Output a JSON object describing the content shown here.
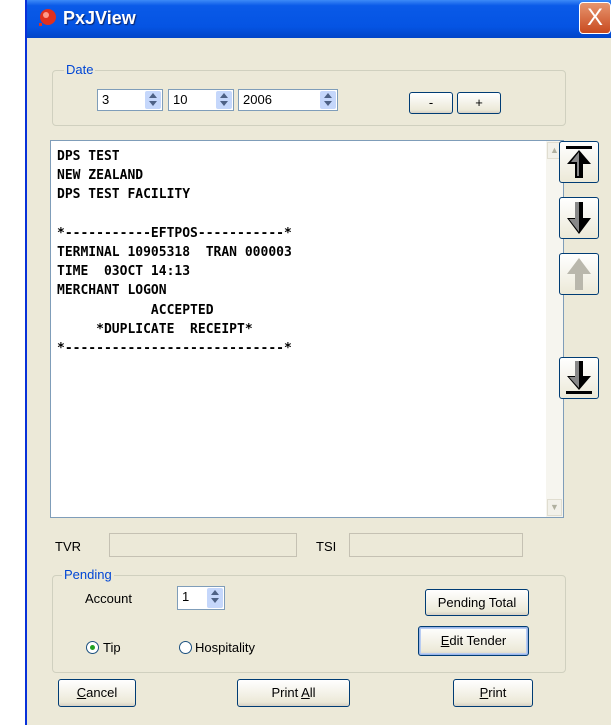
{
  "window": {
    "title": "PxJView",
    "close_label": "X"
  },
  "date_group": {
    "legend": "Date",
    "day": "3",
    "month": "10",
    "year": "2006",
    "minus_label": "-",
    "plus_label": "+"
  },
  "receipt": {
    "lines": [
      "DPS TEST",
      "NEW ZEALAND",
      "DPS TEST FACILITY",
      "",
      "*-----------EFTPOS-----------*",
      "TERMINAL 10905318  TRAN 000003",
      "TIME  03OCT 14:13",
      "MERCHANT LOGON",
      "            ACCEPTED",
      "     *DUPLICATE  RECEIPT*",
      "*----------------------------*"
    ]
  },
  "fields": {
    "tvr_label": "TVR",
    "tvr_value": "",
    "tsi_label": "TSI",
    "tsi_value": ""
  },
  "pending": {
    "legend": "Pending",
    "account_label": "Account",
    "account_value": "1",
    "pending_total_label": "Pending Total",
    "edit_tender_label": "Edit Tender",
    "tip_label": "Tip",
    "hospitality_label": "Hospitality",
    "selected": "Tip"
  },
  "buttons": {
    "cancel": "Cancel",
    "print_all": "Print All",
    "print": "Print"
  },
  "icons": {
    "nav_first": "scroll-top-icon",
    "nav_down": "scroll-down-icon",
    "nav_up": "scroll-up-icon",
    "nav_last": "scroll-bottom-icon"
  }
}
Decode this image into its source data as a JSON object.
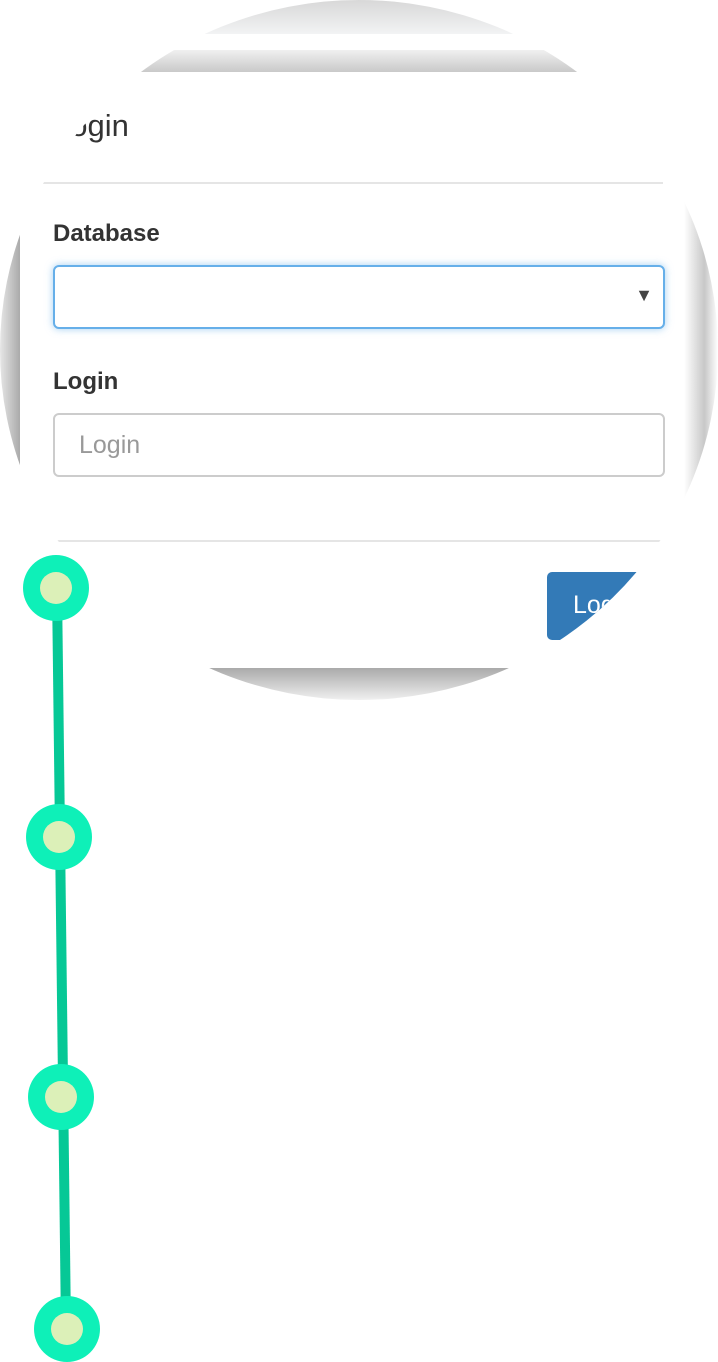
{
  "dialog": {
    "title": "Login",
    "database_label": "Database",
    "database_value": "",
    "login_label": "Login",
    "login_placeholder": "Login",
    "login_button": "Login"
  },
  "icons": {
    "dropdown": "caret-down-icon"
  },
  "colors": {
    "primary": "#337ab7",
    "timeline_node": "#0ef0b8",
    "timeline_line": "#06c896",
    "node_center": "#dcf0b8"
  },
  "timeline": {
    "steps": 4
  }
}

» **Short exercise**:
Retype the whole listing, keeping every line identical and omitting all pictures.

» **Solution to the exercise**:
Output a JSON object describing the content shown here.
{
  "window": {
    "title": "PxJView",
    "close_label": "X"
  },
  "date_group": {
    "legend": "Date",
    "day": "3",
    "month": "10",
    "year": "2006",
    "minus_label": "-",
    "plus_label": "+"
  },
  "receipt": {
    "lines": [
      "DPS TEST",
      "NEW ZEALAND",
      "DPS TEST FACILITY",
      "",
      "*-----------EFTPOS-----------*",
      "TERMINAL 10905318  TRAN 000003",
      "TIME  03OCT 14:13",
      "MERCHANT LOGON",
      "            ACCEPTED",
      "     *DUPLICATE  RECEIPT*",
      "*----------------------------*"
    ]
  },
  "fields": {
    "tvr_label": "TVR",
    "tvr_value": "",
    "tsi_label": "TSI",
    "tsi_value": ""
  },
  "pending": {
    "legend": "Pending",
    "account_label": "Account",
    "account_value": "1",
    "pending_total_label": "Pending Total",
    "edit_tender_label": "Edit Tender",
    "tip_label": "Tip",
    "hospitality_label": "Hospitality",
    "selected": "Tip"
  },
  "buttons": {
    "cancel": "Cancel",
    "print_all": "Print All",
    "print": "Print"
  },
  "icons": {
    "nav_first": "scroll-top-icon",
    "nav_down": "scroll-down-icon",
    "nav_up": "scroll-up-icon",
    "nav_last": "scroll-bottom-icon"
  }
}
Decode this image into its source data as a JSON object.
{
  "dialog": {
    "title": "Login",
    "database_label": "Database",
    "database_value": "",
    "login_label": "Login",
    "login_placeholder": "Login",
    "login_button": "Login"
  },
  "icons": {
    "dropdown": "caret-down-icon"
  },
  "colors": {
    "primary": "#337ab7",
    "timeline_node": "#0ef0b8",
    "timeline_line": "#06c896",
    "node_center": "#dcf0b8"
  },
  "timeline": {
    "steps": 4
  }
}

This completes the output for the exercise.